§ JOB
Give the records back in full, exactly as they read.

▬▬▬

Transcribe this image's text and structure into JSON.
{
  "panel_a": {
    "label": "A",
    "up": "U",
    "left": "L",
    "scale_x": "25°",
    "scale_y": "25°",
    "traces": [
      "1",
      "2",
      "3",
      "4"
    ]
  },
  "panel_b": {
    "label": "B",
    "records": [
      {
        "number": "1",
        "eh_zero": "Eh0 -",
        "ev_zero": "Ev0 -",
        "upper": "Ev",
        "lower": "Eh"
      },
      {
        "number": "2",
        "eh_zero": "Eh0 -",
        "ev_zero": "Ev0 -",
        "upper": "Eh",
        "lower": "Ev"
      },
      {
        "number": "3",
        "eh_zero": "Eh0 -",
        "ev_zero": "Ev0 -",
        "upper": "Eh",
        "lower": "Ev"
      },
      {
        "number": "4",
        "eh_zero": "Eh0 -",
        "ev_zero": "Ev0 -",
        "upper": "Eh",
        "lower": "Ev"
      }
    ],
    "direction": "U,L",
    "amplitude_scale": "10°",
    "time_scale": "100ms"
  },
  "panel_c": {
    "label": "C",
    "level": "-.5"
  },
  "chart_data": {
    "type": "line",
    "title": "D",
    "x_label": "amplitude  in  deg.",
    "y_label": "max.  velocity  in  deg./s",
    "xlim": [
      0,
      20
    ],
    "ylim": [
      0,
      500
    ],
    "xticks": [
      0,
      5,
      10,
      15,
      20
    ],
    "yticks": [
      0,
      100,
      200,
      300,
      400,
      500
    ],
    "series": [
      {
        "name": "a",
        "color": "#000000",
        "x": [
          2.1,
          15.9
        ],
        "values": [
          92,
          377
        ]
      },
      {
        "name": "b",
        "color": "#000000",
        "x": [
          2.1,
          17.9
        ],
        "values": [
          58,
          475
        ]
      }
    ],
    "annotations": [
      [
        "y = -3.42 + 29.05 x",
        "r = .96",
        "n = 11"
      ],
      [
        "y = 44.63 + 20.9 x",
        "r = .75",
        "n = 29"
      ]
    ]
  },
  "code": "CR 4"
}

▬▬▬

§ RESPONSE TO THIS TASK
Transcribe this image's text and structure into JSON.
{
  "panel_a": {
    "label": "A",
    "up": "U",
    "left": "L",
    "scale_x": "25°",
    "scale_y": "25°",
    "traces": [
      "1",
      "2",
      "3",
      "4"
    ]
  },
  "panel_b": {
    "label": "B",
    "records": [
      {
        "number": "1",
        "eh_zero": "Eh0 -",
        "ev_zero": "Ev0 -",
        "upper": "Ev",
        "lower": "Eh"
      },
      {
        "number": "2",
        "eh_zero": "Eh0 -",
        "ev_zero": "Ev0 -",
        "upper": "Eh",
        "lower": "Ev"
      },
      {
        "number": "3",
        "eh_zero": "Eh0 -",
        "ev_zero": "Ev0 -",
        "upper": "Eh",
        "lower": "Ev"
      },
      {
        "number": "4",
        "eh_zero": "Eh0 -",
        "ev_zero": "Ev0 -",
        "upper": "Eh",
        "lower": "Ev"
      }
    ],
    "direction": "U,L",
    "amplitude_scale": "10°",
    "time_scale": "100ms"
  },
  "panel_c": {
    "label": "C",
    "level": "-.5"
  },
  "chart_data": {
    "type": "line",
    "title": "D",
    "x_label": "amplitude  in  deg.",
    "y_label": "max.  velocity  in  deg./s",
    "xlim": [
      0,
      20
    ],
    "ylim": [
      0,
      500
    ],
    "xticks": [
      0,
      5,
      10,
      15,
      20
    ],
    "yticks": [
      0,
      100,
      200,
      300,
      400,
      500
    ],
    "series": [
      {
        "name": "a",
        "color": "#000000",
        "x": [
          2.1,
          15.9
        ],
        "values": [
          92,
          377
        ]
      },
      {
        "name": "b",
        "color": "#000000",
        "x": [
          2.1,
          17.9
        ],
        "values": [
          58,
          475
        ]
      }
    ],
    "annotations": [
      [
        "y = -3.42 + 29.05 x",
        "r = .96",
        "n = 11"
      ],
      [
        "y = 44.63 + 20.9 x",
        "r = .75",
        "n = 29"
      ]
    ]
  },
  "code": "CR 4"
}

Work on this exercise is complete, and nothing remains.